=== TESTO DI PARTENZA ===
┄┄┄┄┄┄
La penisola della Crimea scende da nord nelle acque del mare ed attraverso lo Stretto di Kerc collega il mar Nero al più piccolo mar d’Azov. Una caratteristica saliente ed insolita di questo mare é data dalla presenza di ossigeno disciolto solo nei livelli superficiali delle acque. Ad una profondità superiore ai 150 metri la vita marina scompare e solo alcuni batteri sopravvivono.
Ma un’altra peculiarità di questo mare interno riguarda proprio il flusso delle correnti marine, collegate al corpo centrale del mar Mediterraneo. Sul mar Nero, causa l’apporto di acque dolci da grandi fiumi e bacini fluviali, come il Danubio o il Don, e della scarsa evaporazione, la salinità non arriva a superare neppure il 15-16%. Si tratta pertanto di un bacino poco salato.
Con il vicino Mediterraneo, la cui salinità raggiunge picchi davvero elevatissimi, si viene a creare un forte squilibrio di salinità e densità che tende ad essere colmato con la formazione di una corrente marina superficiale che trasporta le acque più leggere e meno salate dal mar Nero verso il mare Egeo, attraverso il Bosforo e lo Stretto dei Dardanelli, dove s’innescano forti correnti di marea che generano anche un bel ricambio d’acqua, perfettamente equilibrato fra i due bacini. In profondità invece si forma un’altra corrente, in profondità, che spinge le acque più salate e dense verso il mar Nero.
Il mar Nero, pur essendo un bacino molto ristretto, interamente circondato dalle terre emerse, in determinate condizioni meteorologiche può divenire potenziale sede di violente tempeste, capaci di mettere in difficoltà anche le navi di media e grande stazza, abituate a solcare i grandi oceani. Gli stessi inglesi, statunitensi e francesi, abituati a scambiare il Mediterraneo e il mar Nero per dei grandi laghi, molto spesso, sottovalutando la pericolosità di questi mari interni, loro malgrado si sono imbattuti in tempeste micidiali, che hanno decimato intere flotte, cagionando un ingente numero di morti e dispersi fra gli equipaggi.
Queste perché a differenza delle più comuni tempeste oceaniche, che sovente si sviluppano fra l’Atlantico, il Pacifico e l’oceano Indiano, quelle che più raramente si originano all’interno del mar Mediterraneo, o di un bacino ancora più ristretto come il mar Nero, sono accompagnate dallo sviluppo di onde, non tanto grandi, quanto corte e ravvicinate le une alle altre, e per questo molto più insidiose alla navigazione marittima rispetto alle onde oceaniche, più alte ma ben più allungate. Inoltre presentano una grande ripidità che rende il mare molto duro da navigare.
┄┄┄┄┄┄
=== MATERIALE FORNITO ===
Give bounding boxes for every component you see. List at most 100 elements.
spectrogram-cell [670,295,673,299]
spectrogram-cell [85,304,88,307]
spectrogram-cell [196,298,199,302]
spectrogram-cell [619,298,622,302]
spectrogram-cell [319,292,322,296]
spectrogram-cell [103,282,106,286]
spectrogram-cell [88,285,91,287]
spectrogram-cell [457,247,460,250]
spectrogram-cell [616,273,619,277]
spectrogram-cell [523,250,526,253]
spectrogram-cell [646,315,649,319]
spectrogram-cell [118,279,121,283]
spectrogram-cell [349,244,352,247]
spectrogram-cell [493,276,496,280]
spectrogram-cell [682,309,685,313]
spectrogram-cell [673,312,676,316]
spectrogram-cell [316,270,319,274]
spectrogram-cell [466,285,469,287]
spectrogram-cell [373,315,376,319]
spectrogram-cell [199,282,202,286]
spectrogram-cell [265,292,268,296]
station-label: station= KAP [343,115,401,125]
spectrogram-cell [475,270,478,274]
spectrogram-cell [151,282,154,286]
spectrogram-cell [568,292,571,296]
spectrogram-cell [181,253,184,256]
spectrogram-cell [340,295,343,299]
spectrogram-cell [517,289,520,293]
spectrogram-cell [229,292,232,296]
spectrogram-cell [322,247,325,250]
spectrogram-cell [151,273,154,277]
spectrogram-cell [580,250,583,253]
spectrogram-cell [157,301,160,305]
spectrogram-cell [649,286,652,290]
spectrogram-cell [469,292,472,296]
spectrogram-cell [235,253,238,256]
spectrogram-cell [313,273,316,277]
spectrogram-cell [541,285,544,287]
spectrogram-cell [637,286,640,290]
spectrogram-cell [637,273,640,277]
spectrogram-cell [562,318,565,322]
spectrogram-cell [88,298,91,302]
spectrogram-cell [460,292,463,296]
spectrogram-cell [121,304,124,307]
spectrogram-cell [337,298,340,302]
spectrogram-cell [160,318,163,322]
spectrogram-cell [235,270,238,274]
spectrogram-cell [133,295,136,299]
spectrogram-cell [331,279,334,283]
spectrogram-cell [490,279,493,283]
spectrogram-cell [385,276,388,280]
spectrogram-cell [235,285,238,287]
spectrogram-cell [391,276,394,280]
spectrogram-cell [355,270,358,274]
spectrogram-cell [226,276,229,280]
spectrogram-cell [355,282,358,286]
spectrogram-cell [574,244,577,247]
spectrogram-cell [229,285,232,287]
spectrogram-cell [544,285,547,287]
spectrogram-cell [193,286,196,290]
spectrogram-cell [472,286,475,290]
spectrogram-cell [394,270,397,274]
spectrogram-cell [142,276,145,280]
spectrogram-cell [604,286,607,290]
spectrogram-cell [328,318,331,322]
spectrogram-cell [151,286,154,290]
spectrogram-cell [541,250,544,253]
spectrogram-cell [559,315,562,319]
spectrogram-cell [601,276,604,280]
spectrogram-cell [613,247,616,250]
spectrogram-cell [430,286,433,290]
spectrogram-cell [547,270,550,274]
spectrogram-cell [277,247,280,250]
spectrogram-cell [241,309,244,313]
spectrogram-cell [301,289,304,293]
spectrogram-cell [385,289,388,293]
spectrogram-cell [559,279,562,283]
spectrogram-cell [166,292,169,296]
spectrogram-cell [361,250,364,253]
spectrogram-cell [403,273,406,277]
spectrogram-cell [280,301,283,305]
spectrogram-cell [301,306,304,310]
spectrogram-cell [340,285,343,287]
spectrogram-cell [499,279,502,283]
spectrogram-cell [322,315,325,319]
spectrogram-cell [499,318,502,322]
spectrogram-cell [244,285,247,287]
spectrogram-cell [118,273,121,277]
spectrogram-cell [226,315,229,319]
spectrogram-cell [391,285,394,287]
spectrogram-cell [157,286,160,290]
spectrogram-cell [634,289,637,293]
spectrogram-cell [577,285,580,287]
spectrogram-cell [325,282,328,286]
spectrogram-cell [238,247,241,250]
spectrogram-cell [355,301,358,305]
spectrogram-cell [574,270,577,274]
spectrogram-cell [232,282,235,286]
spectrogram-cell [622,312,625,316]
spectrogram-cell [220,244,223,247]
┄┄┄┄┄┄
=== CONSEGNA 1 ===
In base al testo sul mar Nero, risponda alle seguenti domande:
(a) Oltre quale profondità scompare la vita marina?
(b) Quali grandi fiumi vengono nominati come fonti di acque dolci?
(c) Come sono descritte le onde delle tempeste del mar Nero rispetto a quelle oceaniche?
=== CONSEGNA 2 ===
Fornisca il seguito del testo sul mar Nero, riprendendo subito dopo l'ultima frase.

=== RISPOSTA 1 ===
(a) Oltre i 150 metri di profondità, dove sopravvivono solo alcuni batteri.
(b) Il Danubio e il Don.
(c) Non sono tanto grandi, ma corte, ravvicinate le une alle altre e molto ripide. Per questo sono più insidiose alla navigazione rispetto alle onde oceaniche, che sono più alte ma ben più allungate.

=== RISPOSTA 2 ===
In tali condizioni meteo/marine molto spesso può capitare che col sorgere di una violenta tempesta di vento che preme sul moto ondoso, le onde che si vengono ad alzare, presentando questa grande ripidità, tendono ad accavallarsi, producendo vere e proprie “onde anomale” che si mimetizzano nel moto ondoso regolare, creando notevoli pericoli nella navigazione. Questo tipo di moto ondoso, caratteristico in situazioni meteorologiche estreme nei mari interni, nel corso della storia sono state la principale causa degli innumerevoli naufragi occorsi fra il mar Nero e l’intero bacino del mar Mediterraneo.
Lungo il bacino del mar Nero le tempeste più violente, sovente, si creano quando l’intero bacino, dalle coste rumene a quelle della Russia meridionale e della Georgia, viene spazzato da impetuosi venti occidentali, che possono raggiungere l’intensità di tempesta, o persino di uragano.
In genere questo tipo di tempeste vengono innescate dal passaggio di una profondissima depressione extratropicale (minimo sotto i 970 hpa), di origini atlantiche, che dalla Scandinavia meridionale o Danimarca si allontana molto velocemente in direzione delle Repubbliche Baltiche o la Bielorussia, presentando un forte “gradiente barico orizzontale” lungo il suo bordo meridionale, che abbraccia Romania, Moldavia e Ucraina, dove si attivano venti forti, o molto forti, dapprima da S-SO e SO, in progressiva rotazione da O-SO e Ovest, al successivo transito del profondissimo minimo barico in direzione della Bielorussia e della Russia europea.
Questa profonda circolazione depressionaria deve essere contrastata, ad ovest e sud-ovest, da un solido promontorio anticiclonico oceanico che si va a collocare con i propri massimi barici al suolo (oltre 1035-1040 hpa) fra l’Italia e i Balcani occidentali. In tale contesto la figura anticiclonica appena descritta assume un ruolo principale nel comprimere il già forte “gradiente barico orizzontale” fra Europa orientale e centrale, producendo un massiccio infittimento di isobare, che presenta dei massimi di “gradiente” tra Romania, Moldavia, Ucraina e mar Nero, dove i venti assumono caratteristiche anche tempestose.
In tali situazioni il “Fetch” (lo spazio di mare su cui soffia il vento) si distende sull’intero bacino, dalle coste rumene a quelle russe e georgiane, sollevando un imponente moto ondoso, capace di generare onde davvero molto elevate, in movimento da Ovest verso est, che possono anche superare i 6-7 metri di altezza in mare aperto.
Il “Fetch” difatti è un parametro fondamentale per valutare la potenza e l’intensità del moto ondoso che verrà innescato dalla formazione di una burrasca o una tempesta di vento. L’altezza delle onde non dipende solo dall’intensità del vento, ma anche dall’estensione dello spazio di mare su cui esso agisce. Più questo sarà ampio maggiori saranno le probabilità di vedere un moto ondoso più consistente e impetuoso, capace di immagazzinare enormi quantità di energia. In presenza di venti di burrasca e di un “Fetch” molto esteso, per centinaia di miglia, allora siamo certi di trovarci di fronte ad una consistente mareggiata, in grado di arrecare danni significativi sulle aree costiere esposte, già pesantemente vulnerate dal fenomeno dell’erosione.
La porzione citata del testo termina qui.